To be done: Scan the entries below. List each line with "мероприятий".

Stored records:
# # # # # # #

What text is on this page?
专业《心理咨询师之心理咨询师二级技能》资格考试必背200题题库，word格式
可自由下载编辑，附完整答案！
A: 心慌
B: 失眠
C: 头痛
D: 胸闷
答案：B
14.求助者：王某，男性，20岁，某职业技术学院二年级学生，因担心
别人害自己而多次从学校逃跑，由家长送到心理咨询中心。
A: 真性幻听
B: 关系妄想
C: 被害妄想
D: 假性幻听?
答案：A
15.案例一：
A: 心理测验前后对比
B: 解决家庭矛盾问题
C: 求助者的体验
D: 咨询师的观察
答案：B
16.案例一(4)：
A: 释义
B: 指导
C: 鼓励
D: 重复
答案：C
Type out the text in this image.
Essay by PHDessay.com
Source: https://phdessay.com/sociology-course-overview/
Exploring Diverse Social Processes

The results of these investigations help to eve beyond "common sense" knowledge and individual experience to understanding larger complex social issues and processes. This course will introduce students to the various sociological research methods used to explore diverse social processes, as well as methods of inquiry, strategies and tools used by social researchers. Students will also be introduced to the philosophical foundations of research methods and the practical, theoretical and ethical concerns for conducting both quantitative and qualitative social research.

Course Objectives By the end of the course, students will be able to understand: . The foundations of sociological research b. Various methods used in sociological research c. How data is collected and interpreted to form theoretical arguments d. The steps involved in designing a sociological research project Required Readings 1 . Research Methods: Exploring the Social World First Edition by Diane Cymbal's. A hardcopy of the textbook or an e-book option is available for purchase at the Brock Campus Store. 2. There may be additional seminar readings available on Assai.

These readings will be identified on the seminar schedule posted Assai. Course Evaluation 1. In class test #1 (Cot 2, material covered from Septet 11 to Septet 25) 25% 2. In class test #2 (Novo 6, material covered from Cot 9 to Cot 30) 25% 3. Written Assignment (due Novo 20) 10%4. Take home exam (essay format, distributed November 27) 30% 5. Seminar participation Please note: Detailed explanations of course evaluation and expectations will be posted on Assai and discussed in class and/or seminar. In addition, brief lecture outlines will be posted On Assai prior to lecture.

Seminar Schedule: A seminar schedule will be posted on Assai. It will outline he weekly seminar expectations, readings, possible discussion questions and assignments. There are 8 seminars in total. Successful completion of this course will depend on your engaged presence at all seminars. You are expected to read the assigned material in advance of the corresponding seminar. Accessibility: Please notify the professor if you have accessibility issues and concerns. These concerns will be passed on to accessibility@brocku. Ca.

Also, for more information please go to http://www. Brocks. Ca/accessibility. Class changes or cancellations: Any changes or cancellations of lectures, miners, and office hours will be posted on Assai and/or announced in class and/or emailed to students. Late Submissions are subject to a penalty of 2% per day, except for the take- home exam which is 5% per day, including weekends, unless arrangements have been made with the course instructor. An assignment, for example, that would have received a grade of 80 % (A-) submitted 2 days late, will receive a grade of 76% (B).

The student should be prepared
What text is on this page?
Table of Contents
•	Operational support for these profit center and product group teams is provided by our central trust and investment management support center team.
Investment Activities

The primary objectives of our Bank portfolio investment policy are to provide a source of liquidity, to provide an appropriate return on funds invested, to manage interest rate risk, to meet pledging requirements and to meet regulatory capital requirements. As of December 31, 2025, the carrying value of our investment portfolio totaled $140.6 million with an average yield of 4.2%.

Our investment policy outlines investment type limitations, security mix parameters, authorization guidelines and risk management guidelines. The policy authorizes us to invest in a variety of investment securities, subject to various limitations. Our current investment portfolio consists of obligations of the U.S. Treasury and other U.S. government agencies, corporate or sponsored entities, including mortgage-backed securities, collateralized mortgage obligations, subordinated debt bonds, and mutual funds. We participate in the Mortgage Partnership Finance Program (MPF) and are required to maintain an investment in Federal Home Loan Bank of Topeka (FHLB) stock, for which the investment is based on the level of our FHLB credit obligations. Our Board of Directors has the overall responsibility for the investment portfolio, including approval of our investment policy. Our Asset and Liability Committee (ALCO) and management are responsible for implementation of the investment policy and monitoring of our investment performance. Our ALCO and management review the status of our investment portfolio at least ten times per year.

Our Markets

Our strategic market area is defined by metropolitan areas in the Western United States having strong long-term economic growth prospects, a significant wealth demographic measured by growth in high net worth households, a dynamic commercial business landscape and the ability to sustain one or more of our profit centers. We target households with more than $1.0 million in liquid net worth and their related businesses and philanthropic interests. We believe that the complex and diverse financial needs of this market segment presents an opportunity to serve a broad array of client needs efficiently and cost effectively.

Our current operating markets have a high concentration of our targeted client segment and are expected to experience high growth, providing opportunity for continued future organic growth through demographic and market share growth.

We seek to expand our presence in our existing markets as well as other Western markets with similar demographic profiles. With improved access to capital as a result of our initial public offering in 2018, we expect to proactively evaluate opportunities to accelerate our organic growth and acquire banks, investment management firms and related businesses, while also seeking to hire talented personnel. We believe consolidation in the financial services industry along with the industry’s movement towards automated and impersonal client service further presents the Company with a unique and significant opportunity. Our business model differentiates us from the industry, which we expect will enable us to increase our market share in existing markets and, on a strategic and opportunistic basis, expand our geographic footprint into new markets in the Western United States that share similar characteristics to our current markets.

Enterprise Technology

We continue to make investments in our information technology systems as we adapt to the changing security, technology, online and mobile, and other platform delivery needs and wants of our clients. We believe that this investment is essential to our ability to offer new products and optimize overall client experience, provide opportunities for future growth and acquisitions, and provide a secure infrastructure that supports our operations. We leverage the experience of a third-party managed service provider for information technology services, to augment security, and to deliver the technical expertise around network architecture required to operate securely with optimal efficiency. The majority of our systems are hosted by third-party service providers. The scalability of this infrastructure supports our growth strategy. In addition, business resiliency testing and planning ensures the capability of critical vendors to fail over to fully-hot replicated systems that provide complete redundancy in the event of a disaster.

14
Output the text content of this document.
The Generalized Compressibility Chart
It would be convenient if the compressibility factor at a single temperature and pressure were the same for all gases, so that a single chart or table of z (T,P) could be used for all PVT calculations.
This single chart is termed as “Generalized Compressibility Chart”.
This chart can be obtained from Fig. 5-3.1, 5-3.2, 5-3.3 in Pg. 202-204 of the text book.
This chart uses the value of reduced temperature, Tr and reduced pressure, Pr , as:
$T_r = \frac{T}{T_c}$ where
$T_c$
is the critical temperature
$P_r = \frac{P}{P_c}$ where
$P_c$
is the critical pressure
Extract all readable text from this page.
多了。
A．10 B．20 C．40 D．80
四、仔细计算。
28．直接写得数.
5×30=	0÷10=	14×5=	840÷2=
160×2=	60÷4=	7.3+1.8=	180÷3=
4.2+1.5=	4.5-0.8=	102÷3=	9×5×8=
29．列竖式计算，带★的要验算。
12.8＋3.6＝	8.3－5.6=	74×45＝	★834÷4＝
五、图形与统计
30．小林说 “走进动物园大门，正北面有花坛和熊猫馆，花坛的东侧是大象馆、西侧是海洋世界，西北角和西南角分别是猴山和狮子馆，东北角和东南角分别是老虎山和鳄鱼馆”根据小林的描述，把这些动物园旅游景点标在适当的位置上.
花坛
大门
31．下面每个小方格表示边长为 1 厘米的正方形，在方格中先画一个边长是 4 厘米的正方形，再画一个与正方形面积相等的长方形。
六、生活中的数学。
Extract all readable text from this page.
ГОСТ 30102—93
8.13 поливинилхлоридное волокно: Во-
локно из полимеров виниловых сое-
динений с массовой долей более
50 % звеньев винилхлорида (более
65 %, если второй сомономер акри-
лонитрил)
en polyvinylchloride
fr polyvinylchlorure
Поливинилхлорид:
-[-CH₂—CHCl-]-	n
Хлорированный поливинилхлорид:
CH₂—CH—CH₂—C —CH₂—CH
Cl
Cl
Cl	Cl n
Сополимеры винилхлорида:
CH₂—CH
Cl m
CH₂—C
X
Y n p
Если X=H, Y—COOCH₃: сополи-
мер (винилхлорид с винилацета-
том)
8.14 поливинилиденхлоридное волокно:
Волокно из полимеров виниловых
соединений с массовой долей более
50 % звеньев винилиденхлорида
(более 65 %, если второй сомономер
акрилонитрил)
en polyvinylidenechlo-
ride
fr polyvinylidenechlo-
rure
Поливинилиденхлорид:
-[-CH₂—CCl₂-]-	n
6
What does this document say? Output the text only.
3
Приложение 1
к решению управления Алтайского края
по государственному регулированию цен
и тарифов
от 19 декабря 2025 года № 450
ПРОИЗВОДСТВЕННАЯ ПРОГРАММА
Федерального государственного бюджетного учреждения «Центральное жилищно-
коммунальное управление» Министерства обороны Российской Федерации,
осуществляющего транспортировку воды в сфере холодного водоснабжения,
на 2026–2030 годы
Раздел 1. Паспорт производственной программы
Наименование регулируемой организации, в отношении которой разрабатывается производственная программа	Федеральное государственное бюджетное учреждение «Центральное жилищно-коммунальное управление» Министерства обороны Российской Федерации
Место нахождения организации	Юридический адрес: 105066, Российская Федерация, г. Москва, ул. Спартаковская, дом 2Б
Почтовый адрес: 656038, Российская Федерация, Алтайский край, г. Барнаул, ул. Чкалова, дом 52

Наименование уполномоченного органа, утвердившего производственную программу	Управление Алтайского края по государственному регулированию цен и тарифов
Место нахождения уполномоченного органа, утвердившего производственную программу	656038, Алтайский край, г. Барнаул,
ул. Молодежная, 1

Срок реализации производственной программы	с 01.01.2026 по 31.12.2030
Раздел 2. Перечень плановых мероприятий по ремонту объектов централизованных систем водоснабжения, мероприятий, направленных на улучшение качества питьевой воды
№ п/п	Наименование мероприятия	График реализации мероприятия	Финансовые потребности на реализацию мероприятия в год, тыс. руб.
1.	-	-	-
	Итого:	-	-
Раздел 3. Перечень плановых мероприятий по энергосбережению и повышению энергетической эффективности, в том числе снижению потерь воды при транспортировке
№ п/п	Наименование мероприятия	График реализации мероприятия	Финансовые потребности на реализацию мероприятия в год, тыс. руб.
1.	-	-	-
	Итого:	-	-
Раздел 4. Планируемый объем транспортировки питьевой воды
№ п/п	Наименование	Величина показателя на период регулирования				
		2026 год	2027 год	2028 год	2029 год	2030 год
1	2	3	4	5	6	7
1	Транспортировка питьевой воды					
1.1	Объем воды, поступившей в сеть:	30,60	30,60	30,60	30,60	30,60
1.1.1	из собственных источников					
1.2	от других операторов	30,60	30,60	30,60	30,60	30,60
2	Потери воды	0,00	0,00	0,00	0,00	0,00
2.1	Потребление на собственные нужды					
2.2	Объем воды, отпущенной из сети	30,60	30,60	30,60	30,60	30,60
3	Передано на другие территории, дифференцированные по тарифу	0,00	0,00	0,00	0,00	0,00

# # # # # # #

Correct output:
Раздел 2. Перечень плановых мероприятий по ремонту объектов централизованных систем водоснабжения, мероприятий, направленных на улучшение качества питьевой воды
Раздел 3. Перечень плановых мероприятий по энергосбережению и повышению энергетической эффективности, в том числе снижению потерь воды при транспортировке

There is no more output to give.